Every entry must be given again exactly.

----------------

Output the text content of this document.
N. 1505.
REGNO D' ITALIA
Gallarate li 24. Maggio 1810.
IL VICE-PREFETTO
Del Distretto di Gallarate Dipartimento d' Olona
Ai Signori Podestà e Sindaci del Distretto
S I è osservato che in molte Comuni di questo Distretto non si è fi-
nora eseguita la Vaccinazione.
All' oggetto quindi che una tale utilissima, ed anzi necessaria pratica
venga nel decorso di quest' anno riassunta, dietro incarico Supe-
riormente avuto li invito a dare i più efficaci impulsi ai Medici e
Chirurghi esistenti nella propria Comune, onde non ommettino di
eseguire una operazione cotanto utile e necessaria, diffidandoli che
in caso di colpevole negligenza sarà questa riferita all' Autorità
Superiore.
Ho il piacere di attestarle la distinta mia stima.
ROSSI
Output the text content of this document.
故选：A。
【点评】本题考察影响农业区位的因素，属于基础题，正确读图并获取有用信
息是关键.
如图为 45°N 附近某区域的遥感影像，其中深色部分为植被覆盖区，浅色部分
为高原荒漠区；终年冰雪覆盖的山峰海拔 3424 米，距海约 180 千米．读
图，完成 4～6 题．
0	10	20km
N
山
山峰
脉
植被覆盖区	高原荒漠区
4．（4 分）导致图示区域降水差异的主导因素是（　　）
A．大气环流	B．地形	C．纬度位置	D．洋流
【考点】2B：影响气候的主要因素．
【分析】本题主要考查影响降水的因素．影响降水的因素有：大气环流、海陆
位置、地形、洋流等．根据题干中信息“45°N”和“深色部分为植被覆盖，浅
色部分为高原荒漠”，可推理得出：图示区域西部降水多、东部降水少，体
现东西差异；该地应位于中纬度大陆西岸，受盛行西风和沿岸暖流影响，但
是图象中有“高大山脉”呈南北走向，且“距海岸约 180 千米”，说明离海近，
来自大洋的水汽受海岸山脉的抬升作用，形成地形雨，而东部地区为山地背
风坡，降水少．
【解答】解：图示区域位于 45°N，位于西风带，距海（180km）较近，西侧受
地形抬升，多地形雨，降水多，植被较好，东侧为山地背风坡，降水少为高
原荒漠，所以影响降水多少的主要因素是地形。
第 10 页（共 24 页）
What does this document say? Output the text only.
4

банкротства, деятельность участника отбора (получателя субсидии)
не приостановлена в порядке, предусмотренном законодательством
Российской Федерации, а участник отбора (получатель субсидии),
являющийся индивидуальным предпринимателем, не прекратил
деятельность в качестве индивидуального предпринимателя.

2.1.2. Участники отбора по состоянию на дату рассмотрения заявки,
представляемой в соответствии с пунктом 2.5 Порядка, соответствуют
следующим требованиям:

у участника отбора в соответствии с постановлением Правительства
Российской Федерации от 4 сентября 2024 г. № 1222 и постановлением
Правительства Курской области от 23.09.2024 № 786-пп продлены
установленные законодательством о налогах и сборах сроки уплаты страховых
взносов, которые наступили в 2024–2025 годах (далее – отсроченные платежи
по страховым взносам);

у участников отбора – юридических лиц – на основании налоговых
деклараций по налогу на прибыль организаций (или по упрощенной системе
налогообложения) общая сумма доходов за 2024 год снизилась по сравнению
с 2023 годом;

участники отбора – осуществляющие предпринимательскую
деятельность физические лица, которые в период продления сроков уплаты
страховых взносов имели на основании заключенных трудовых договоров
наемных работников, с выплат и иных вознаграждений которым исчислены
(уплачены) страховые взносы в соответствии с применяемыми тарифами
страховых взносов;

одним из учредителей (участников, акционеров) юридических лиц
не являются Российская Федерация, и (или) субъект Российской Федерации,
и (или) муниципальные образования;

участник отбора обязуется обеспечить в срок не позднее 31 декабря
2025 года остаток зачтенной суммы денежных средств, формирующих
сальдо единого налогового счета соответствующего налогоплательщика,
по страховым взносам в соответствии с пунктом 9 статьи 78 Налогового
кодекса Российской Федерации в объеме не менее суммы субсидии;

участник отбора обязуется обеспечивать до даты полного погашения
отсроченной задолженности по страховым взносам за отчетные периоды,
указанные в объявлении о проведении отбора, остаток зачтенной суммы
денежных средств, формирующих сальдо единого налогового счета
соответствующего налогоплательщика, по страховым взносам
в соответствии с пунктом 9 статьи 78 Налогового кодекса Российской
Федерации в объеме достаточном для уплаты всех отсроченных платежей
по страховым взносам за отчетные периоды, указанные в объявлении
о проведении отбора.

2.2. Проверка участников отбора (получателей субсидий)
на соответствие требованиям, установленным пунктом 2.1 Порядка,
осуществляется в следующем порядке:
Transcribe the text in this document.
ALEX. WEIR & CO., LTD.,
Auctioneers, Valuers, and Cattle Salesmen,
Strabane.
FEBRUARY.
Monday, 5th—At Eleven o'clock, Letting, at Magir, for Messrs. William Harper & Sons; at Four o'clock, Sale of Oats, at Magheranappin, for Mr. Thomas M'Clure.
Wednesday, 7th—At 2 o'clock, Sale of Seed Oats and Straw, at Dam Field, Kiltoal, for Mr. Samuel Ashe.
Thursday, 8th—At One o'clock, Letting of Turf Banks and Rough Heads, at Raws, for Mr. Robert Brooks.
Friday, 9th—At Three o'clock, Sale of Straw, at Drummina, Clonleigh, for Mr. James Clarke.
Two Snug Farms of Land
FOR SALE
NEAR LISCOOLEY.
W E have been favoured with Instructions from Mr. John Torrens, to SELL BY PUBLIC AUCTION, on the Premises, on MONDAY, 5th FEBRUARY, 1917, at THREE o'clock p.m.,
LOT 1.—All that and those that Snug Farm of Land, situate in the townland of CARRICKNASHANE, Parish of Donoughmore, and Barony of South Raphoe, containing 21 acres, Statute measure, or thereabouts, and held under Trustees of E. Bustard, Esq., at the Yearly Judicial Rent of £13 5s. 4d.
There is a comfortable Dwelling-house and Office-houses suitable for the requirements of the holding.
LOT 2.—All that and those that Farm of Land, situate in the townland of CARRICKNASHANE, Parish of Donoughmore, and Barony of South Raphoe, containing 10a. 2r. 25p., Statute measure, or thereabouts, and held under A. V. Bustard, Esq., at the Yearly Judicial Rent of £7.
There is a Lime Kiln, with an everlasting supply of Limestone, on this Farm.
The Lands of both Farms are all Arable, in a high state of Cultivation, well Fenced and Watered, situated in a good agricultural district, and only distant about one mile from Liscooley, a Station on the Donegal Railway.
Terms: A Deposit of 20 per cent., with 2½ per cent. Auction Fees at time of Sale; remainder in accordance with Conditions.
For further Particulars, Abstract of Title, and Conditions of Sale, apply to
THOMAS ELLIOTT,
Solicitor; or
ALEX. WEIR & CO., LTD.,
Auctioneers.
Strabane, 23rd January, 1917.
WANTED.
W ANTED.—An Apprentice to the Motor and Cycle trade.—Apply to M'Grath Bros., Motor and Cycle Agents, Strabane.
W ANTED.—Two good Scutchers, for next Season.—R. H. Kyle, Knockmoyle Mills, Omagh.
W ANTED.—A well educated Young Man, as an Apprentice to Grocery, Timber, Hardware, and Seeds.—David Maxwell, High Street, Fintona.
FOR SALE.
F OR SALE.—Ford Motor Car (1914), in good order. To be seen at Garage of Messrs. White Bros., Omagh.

----------------

**Final result**
Output the text content of this document.
N. 1505.
REGNO D' ITALIA
Gallarate li 24. Maggio 1810.
IL VICE-PREFETTO
Del Distretto di Gallarate Dipartimento d' Olona
Ai Signori Podestà e Sindaci del Distretto
S I è osservato che in molte Comuni di questo Distretto non si è fi-
nora eseguita la Vaccinazione.
All' oggetto quindi che una tale utilissima, ed anzi necessaria pratica
venga nel decorso di quest' anno riassunta, dietro incarico Supe-
riormente avuto li invito a dare i più efficaci impulsi ai Medici e
Chirurghi esistenti nella propria Comune, onde non ommettino di
eseguire una operazione cotanto utile e necessaria, diffidandoli che
in caso di colpevole negligenza sarà questa riferita all' Autorità
Superiore.
Ho il piacere di attestarle la distinta mia stima.
ROSSI
Output the text content of this document.
故选：A。
【点评】本题考察影响农业区位的因素，属于基础题，正确读图并获取有用信
息是关键.
如图为 45°N 附近某区域的遥感影像，其中深色部分为植被覆盖区，浅色部分
为高原荒漠区；终年冰雪覆盖的山峰海拔 3424 米，距海约 180 千米．读
图，完成 4～6 题．
0	10	20km
N
山
山峰
脉
植被覆盖区	高原荒漠区
4．（4 分）导致图示区域降水差异的主导因素是（　　）
A．大气环流	B．地形	C．纬度位置	D．洋流
【考点】2B：影响气候的主要因素．
【分析】本题主要考查影响降水的因素．影响降水的因素有：大气环流、海陆
位置、地形、洋流等．根据题干中信息“45°N”和“深色部分为植被覆盖，浅
色部分为高原荒漠”，可推理得出：图示区域西部降水多、东部降水少，体
现东西差异；该地应位于中纬度大陆西岸，受盛行西风和沿岸暖流影响，但
是图象中有“高大山脉”呈南北走向，且“距海岸约 180 千米”，说明离海近，
来自大洋的水汽受海岸山脉的抬升作用，形成地形雨，而东部地区为山地背
风坡，降水少．
【解答】解：图示区域位于 45°N，位于西风带，距海（180km）较近，西侧受
地形抬升，多地形雨，降水多，植被较好，东侧为山地背风坡，降水少为高
原荒漠，所以影响降水多少的主要因素是地形。
第 10 页（共 24 页）
What does this document say? Output the text only.
4

банкротства, деятельность участника отбора (получателя субсидии)
не приостановлена в порядке, предусмотренном законодательством
Российской Федерации, а участник отбора (получатель субсидии),
являющийся индивидуальным предпринимателем, не прекратил
деятельность в качестве индивидуального предпринимателя.

2.1.2. Участники отбора по состоянию на дату рассмотрения заявки,
представляемой в соответствии с пунктом 2.5 Порядка, соответствуют
следующим требованиям:

у участника отбора в соответствии с постановлением Правительства
Российской Федерации от 4 сентября 2024 г. № 1222 и постановлением
Правительства Курской области от 23.09.2024 № 786-пп продлены
установленные законодательством о налогах и сборах сроки уплаты страховых
взносов, которые наступили в 2024–2025 годах (далее – отсроченные платежи
по страховым взносам);

у участников отбора – юридических лиц – на основании налоговых
деклараций по налогу на прибыль организаций (или по упрощенной системе
налогообложения) общая сумма доходов за 2024 год снизилась по сравнению
с 2023 годом;

участники отбора – осуществляющие предпринимательскую
деятельность физические лица, которые в период продления сроков уплаты
страховых взносов имели на основании заключенных трудовых договоров
наемных работников, с выплат и иных вознаграждений которым исчислены
(уплачены) страховые взносы в соответствии с применяемыми тарифами
страховых взносов;

одним из учредителей (участников, акционеров) юридических лиц
не являются Российская Федерация, и (или) субъект Российской Федерации,
и (или) муниципальные образования;

участник отбора обязуется обеспечить в срок не позднее 31 декабря
2025 года остаток зачтенной суммы денежных средств, формирующих
сальдо единого налогового счета соответствующего налогоплательщика,
по страховым взносам в соответствии с пунктом 9 статьи 78 Налогового
кодекса Российской Федерации в объеме не менее суммы субсидии;

участник отбора обязуется обеспечивать до даты полного погашения
отсроченной задолженности по страховым взносам за отчетные периоды,
указанные в объявлении о проведении отбора, остаток зачтенной суммы
денежных средств, формирующих сальдо единого налогового счета
соответствующего налогоплательщика, по страховым взносам
в соответствии с пунктом 9 статьи 78 Налогового кодекса Российской
Федерации в объеме достаточном для уплаты всех отсроченных платежей
по страховым взносам за отчетные периоды, указанные в объявлении
о проведении отбора.

2.2. Проверка участников отбора (получателей субсидий)
на соответствие требованиям, установленным пунктом 2.1 Порядка,
осуществляется в следующем порядке:
Transcribe the text in this document.
ALEX. WEIR & CO., LTD.,
Auctioneers, Valuers, and Cattle Salesmen,
Strabane.
FEBRUARY.
Monday, 5th—At Eleven o'clock, Letting, at Magir, for Messrs. William Harper & Sons; at Four o'clock, Sale of Oats, at Magheranappin, for Mr. Thomas M'Clure.
Wednesday, 7th—At 2 o'clock, Sale of Seed Oats and Straw, at Dam Field, Kiltoal, for Mr. Samuel Ashe.
Thursday, 8th—At One o'clock, Letting of Turf Banks and Rough Heads, at Raws, for Mr. Robert Brooks.
Friday, 9th—At Three o'clock, Sale of Straw, at Drummina, Clonleigh, for Mr. James Clarke.
Two Snug Farms of Land
FOR SALE
NEAR LISCOOLEY.
W E have been favoured with Instructions from Mr. John Torrens, to SELL BY PUBLIC AUCTION, on the Premises, on MONDAY, 5th FEBRUARY, 1917, at THREE o'clock p.m.,
LOT 1.—All that and those that Snug Farm of Land, situate in the townland of CARRICKNASHANE, Parish of Donoughmore, and Barony of South Raphoe, containing 21 acres, Statute measure, or thereabouts, and held under Trustees of E. Bustard, Esq., at the Yearly Judicial Rent of £13 5s. 4d.
There is a comfortable Dwelling-house and Office-houses suitable for the requirements of the holding.
LOT 2.—All that and those that Farm of Land, situate in the townland of CARRICKNASHANE, Parish of Donoughmore, and Barony of South Raphoe, containing 10a. 2r. 25p., Statute measure, or thereabouts, and held under A. V. Bustard, Esq., at the Yearly Judicial Rent of £7.
There is a Lime Kiln, with an everlasting supply of Limestone, on this Farm.
The Lands of both Farms are all Arable, in a high state of Cultivation, well Fenced and Watered, situated in a good agricultural district, and only distant about one mile from Liscooley, a Station on the Donegal Railway.
Terms: A Deposit of 20 per cent., with 2½ per cent. Auction Fees at time of Sale; remainder in accordance with Conditions.
For further Particulars, Abstract of Title, and Conditions of Sale, apply to
THOMAS ELLIOTT,
Solicitor; or
ALEX. WEIR & CO., LTD.,
Auctioneers.
Strabane, 23rd January, 1917.
WANTED.
W ANTED.—An Apprentice to the Motor and Cycle trade.—Apply to M'Grath Bros., Motor and Cycle Agents, Strabane.
W ANTED.—Two good Scutchers, for next Season.—R. H. Kyle, Knockmoyle Mills, Omagh.
W ANTED.—A well educated Young Man, as an Apprentice to Grocery, Timber, Hardware, and Seeds.—David Maxwell, High Street, Fintona.
FOR SALE.
F OR SALE.—Ford Motor Car (1914), in good order. To be seen at Garage of Messrs. White Bros., Omagh.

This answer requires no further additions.